▶ [WORK TO COMPLETE] Extract each row below that contains the string "value". Case counts, so a row matches only if its capitalization is the same.

%%

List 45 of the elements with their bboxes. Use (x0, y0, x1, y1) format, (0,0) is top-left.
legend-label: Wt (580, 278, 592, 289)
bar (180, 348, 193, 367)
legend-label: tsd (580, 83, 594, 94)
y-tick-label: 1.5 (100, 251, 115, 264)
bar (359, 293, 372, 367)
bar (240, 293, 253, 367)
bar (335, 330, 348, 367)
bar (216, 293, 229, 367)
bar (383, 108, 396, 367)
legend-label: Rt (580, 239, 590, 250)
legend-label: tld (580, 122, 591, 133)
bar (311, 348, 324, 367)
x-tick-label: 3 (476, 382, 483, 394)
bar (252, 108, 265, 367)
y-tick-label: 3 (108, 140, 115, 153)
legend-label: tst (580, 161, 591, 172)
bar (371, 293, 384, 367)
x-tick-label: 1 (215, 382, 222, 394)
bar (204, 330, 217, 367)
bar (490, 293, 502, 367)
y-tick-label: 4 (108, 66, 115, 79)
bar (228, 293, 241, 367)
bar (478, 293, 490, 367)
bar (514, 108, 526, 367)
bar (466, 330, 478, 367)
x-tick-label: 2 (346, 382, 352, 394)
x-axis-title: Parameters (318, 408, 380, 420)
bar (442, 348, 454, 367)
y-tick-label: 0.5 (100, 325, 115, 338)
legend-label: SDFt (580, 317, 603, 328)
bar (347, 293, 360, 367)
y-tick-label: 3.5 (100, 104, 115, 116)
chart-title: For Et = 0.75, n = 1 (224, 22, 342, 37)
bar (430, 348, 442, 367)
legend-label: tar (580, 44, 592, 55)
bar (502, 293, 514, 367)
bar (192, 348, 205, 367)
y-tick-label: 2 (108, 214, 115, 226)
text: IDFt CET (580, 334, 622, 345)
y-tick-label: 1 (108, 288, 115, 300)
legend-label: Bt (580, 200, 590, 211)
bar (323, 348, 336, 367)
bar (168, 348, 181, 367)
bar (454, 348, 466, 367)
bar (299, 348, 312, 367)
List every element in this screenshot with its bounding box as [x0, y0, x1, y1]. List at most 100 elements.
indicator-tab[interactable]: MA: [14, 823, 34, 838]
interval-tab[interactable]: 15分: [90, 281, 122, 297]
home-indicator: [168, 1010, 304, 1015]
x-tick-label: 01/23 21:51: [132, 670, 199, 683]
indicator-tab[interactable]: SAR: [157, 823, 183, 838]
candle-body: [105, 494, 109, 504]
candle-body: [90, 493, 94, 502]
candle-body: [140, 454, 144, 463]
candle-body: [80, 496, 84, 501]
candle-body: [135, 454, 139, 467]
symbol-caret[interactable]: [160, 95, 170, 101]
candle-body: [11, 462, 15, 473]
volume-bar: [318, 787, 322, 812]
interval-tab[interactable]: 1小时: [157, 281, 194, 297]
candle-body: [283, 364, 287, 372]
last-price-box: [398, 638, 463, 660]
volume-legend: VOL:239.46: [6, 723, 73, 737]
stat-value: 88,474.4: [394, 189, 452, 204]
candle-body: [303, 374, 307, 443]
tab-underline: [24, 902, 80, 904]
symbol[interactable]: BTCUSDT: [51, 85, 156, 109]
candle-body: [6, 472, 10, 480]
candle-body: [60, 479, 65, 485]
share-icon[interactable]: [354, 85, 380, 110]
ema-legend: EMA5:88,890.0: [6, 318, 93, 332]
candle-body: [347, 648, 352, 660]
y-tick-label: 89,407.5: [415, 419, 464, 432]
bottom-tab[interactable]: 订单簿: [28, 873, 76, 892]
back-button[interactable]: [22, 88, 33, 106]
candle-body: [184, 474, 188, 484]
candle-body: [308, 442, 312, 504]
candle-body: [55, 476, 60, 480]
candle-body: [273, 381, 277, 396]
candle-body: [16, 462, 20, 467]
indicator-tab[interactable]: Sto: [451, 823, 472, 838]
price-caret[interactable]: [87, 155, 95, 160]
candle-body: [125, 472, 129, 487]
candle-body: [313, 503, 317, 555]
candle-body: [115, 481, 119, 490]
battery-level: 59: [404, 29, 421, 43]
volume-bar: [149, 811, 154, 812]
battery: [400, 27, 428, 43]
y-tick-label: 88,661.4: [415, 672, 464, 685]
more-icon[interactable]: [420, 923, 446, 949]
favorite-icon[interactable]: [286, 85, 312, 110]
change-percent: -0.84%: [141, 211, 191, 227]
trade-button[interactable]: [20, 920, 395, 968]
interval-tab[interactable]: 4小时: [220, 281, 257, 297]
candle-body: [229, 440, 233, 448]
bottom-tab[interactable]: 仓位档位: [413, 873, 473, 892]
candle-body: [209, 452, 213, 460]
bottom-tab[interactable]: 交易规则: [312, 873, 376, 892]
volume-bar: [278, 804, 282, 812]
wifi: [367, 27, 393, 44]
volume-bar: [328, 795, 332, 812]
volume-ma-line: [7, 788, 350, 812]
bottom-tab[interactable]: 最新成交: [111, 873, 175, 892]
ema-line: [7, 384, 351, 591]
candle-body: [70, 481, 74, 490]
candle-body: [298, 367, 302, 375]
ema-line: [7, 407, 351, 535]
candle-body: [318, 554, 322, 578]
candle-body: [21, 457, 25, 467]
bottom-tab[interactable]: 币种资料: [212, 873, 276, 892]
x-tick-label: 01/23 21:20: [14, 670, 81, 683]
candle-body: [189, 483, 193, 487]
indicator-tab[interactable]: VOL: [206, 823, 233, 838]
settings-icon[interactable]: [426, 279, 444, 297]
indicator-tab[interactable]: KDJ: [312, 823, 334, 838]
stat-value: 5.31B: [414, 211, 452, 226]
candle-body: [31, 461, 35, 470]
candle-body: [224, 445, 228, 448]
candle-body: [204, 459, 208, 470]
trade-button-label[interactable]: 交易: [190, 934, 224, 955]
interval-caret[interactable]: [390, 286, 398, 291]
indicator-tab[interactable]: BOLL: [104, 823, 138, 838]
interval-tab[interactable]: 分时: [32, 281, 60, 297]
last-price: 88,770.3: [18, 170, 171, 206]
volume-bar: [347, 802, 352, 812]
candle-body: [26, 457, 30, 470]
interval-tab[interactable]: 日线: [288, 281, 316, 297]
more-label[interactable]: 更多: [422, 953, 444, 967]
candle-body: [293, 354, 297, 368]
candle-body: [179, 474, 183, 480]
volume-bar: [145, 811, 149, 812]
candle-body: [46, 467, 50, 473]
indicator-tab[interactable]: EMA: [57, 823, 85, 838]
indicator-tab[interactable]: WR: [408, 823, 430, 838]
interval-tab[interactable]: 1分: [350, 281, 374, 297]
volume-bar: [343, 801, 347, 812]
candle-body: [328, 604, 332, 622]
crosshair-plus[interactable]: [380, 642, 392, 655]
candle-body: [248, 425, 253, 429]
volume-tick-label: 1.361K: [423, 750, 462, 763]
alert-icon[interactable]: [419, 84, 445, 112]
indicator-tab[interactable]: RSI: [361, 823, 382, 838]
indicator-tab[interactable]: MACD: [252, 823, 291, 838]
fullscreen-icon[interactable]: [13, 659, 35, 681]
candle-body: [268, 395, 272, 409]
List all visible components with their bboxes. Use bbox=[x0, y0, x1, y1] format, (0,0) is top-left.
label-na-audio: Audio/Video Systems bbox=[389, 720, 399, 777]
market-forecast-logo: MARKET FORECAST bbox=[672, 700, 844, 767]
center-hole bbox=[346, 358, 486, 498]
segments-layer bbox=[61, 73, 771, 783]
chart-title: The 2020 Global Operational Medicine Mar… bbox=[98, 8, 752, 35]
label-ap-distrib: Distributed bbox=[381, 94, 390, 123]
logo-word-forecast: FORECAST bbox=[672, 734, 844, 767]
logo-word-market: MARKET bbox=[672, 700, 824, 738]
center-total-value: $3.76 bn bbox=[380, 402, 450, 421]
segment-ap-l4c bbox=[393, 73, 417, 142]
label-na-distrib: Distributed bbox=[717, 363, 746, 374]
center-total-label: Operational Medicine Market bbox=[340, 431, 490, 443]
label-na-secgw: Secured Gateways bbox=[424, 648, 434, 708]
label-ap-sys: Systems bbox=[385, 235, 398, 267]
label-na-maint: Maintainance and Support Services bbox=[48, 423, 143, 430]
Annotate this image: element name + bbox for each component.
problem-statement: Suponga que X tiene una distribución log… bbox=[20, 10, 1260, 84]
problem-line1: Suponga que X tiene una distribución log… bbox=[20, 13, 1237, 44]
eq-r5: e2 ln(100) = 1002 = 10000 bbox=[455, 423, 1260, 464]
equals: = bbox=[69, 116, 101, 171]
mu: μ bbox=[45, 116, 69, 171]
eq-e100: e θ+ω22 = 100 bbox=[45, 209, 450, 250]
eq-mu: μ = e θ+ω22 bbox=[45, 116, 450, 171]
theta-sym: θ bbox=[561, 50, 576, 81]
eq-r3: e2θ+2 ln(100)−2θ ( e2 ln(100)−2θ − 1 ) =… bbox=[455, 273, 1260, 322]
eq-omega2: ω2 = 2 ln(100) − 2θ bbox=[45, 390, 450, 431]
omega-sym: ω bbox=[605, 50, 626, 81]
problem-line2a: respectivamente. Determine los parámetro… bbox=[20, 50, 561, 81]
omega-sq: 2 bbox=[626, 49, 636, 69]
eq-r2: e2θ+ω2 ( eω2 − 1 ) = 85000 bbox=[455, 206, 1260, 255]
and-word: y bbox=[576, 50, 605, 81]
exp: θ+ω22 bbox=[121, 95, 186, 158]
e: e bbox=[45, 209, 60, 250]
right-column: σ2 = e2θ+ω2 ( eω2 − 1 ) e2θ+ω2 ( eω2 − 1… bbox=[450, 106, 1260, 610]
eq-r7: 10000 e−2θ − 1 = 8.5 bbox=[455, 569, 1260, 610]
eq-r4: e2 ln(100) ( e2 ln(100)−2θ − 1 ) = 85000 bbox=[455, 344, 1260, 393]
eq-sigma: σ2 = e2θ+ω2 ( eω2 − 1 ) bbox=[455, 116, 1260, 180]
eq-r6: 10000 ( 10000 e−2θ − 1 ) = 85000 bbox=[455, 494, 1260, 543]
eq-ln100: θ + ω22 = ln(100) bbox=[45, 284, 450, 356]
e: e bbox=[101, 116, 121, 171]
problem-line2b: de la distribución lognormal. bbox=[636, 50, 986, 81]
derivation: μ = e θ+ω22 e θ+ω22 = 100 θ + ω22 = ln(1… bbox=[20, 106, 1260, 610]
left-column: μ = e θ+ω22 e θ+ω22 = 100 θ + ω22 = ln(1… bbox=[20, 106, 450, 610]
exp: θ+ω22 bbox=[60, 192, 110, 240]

%%

▶ [OUTPUT]
stat-value: 88,474.4: [394, 189, 452, 204]
stat-value: 5.31B: [414, 211, 452, 226]
center-total-value: $3.76 bn bbox=[380, 402, 450, 421]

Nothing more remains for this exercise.